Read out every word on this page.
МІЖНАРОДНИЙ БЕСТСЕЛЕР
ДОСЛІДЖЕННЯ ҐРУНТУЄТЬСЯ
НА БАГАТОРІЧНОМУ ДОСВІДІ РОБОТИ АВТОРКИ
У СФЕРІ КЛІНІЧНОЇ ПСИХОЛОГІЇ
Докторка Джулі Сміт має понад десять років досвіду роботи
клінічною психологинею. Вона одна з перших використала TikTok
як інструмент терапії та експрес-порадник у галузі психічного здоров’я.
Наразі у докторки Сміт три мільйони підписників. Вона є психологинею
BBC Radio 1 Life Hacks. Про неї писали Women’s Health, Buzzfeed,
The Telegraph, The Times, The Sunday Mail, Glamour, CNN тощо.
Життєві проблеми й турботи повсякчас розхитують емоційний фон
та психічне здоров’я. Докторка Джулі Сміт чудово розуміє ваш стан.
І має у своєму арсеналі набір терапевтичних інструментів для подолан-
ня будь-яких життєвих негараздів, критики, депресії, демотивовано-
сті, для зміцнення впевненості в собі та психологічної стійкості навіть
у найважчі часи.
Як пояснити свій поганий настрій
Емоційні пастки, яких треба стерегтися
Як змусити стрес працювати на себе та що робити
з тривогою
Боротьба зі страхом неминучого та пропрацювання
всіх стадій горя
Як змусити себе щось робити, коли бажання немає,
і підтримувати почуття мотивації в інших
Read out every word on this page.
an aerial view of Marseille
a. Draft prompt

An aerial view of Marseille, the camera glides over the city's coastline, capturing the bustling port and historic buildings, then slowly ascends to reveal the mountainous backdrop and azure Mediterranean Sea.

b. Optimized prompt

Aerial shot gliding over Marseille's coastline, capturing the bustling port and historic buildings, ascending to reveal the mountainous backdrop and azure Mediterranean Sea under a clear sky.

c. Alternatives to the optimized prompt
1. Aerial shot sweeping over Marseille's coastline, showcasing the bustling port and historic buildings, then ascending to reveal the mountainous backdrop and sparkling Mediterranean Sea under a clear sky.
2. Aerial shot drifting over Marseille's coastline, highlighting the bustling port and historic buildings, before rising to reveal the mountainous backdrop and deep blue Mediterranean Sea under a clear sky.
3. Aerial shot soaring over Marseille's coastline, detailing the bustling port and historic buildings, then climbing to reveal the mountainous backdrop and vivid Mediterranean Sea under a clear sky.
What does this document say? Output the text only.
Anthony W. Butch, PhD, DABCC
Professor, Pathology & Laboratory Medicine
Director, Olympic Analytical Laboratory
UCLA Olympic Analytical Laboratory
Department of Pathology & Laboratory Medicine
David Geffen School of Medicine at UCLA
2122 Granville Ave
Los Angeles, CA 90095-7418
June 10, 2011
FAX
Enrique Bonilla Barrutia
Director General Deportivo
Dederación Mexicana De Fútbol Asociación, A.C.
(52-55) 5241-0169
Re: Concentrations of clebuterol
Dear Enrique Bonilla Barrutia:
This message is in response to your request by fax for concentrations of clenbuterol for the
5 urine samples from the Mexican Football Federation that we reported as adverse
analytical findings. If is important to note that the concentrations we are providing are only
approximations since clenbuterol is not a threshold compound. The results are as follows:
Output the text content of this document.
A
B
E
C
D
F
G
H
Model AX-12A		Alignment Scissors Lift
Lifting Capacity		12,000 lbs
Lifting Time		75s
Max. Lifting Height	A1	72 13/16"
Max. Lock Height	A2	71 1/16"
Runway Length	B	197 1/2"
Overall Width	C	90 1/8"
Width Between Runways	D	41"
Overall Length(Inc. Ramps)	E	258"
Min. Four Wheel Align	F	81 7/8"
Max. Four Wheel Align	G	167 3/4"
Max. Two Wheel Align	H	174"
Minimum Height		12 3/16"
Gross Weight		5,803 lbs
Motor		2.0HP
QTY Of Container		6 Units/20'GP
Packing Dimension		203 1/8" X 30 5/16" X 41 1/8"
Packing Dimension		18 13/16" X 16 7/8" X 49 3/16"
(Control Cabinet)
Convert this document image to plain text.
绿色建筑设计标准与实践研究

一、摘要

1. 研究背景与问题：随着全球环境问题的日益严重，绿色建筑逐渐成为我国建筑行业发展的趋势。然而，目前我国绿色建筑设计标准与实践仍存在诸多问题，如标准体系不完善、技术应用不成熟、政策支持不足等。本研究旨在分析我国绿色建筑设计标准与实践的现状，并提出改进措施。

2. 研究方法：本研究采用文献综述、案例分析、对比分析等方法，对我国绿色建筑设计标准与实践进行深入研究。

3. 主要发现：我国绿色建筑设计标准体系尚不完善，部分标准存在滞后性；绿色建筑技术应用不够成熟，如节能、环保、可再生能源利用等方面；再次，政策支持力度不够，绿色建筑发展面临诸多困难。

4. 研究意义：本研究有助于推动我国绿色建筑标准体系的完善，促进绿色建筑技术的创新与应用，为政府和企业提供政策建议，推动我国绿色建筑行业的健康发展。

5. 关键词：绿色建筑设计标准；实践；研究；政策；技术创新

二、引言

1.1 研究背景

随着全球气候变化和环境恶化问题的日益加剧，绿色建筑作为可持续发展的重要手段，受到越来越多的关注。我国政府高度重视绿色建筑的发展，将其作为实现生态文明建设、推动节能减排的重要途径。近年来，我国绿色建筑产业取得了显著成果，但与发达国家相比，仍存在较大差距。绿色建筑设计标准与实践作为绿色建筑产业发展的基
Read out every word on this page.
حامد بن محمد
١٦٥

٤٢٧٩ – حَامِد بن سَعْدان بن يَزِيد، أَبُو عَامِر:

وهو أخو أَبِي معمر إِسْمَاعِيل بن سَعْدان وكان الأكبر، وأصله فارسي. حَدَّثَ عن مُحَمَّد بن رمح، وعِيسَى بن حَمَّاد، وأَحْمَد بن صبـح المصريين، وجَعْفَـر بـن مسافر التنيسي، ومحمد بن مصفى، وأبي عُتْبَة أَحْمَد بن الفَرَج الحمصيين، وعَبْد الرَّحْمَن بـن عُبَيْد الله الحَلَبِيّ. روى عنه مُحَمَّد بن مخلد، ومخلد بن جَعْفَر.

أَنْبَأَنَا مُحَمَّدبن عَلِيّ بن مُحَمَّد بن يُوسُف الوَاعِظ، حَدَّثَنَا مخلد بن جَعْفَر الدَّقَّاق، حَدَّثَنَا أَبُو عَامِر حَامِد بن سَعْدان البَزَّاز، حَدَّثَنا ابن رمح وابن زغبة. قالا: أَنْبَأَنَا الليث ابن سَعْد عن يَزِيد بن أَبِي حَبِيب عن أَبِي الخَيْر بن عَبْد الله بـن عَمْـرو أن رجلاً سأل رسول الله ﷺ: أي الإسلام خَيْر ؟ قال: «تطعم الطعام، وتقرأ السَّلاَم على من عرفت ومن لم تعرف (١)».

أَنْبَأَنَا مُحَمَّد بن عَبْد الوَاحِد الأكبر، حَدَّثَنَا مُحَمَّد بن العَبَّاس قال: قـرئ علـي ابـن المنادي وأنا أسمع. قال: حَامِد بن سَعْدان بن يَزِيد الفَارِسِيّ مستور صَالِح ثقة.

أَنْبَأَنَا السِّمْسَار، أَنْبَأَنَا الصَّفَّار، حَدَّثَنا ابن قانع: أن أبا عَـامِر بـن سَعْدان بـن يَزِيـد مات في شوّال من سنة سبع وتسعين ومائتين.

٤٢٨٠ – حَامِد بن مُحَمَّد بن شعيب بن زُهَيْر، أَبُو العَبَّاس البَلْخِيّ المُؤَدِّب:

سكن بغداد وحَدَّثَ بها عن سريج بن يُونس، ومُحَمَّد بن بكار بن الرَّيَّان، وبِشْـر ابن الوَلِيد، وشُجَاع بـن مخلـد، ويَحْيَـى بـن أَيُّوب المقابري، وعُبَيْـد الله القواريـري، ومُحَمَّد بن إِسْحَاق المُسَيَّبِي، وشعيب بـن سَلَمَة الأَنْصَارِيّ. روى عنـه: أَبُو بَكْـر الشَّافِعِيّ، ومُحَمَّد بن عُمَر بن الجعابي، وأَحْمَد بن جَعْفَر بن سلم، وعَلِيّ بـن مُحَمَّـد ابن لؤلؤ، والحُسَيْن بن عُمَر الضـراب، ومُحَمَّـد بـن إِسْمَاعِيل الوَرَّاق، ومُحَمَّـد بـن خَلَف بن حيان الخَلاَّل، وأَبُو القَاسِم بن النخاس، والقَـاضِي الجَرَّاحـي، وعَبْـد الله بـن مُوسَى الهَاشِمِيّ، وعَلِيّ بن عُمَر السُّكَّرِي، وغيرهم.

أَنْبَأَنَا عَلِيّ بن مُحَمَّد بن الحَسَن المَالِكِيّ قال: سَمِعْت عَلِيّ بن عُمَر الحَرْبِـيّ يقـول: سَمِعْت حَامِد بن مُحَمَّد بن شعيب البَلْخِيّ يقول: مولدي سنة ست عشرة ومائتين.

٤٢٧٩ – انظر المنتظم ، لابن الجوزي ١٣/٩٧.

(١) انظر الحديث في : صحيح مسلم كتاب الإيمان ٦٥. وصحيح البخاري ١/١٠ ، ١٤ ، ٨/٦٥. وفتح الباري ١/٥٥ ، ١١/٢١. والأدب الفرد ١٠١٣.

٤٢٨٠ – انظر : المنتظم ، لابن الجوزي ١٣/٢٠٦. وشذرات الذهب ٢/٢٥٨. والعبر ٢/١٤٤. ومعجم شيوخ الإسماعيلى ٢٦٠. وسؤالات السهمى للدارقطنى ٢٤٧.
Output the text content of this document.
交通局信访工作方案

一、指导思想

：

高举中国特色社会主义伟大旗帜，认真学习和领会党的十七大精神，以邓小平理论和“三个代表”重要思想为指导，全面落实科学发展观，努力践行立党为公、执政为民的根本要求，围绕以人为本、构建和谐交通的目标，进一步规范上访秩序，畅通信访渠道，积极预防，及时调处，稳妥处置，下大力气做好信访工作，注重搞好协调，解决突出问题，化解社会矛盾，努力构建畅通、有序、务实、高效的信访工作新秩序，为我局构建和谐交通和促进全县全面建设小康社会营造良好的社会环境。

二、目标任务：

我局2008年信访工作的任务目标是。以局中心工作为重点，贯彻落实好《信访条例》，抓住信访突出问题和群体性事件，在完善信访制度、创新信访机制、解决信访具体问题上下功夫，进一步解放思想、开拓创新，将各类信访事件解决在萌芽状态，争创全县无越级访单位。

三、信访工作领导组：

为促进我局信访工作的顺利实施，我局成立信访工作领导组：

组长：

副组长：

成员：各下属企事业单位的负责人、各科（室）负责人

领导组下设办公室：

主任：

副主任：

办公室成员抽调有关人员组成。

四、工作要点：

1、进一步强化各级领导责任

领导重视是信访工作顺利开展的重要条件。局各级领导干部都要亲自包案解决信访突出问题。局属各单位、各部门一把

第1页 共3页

-*-

• Task to complete
Copy all lines of the material above where the string "Джулі" occurs.

• Completed task
Докторка Джулі Сміт має понад десять років досвіду роботи
та психічне здоров’я. Докторка Джулі Сміт чудово розуміє ваш стан.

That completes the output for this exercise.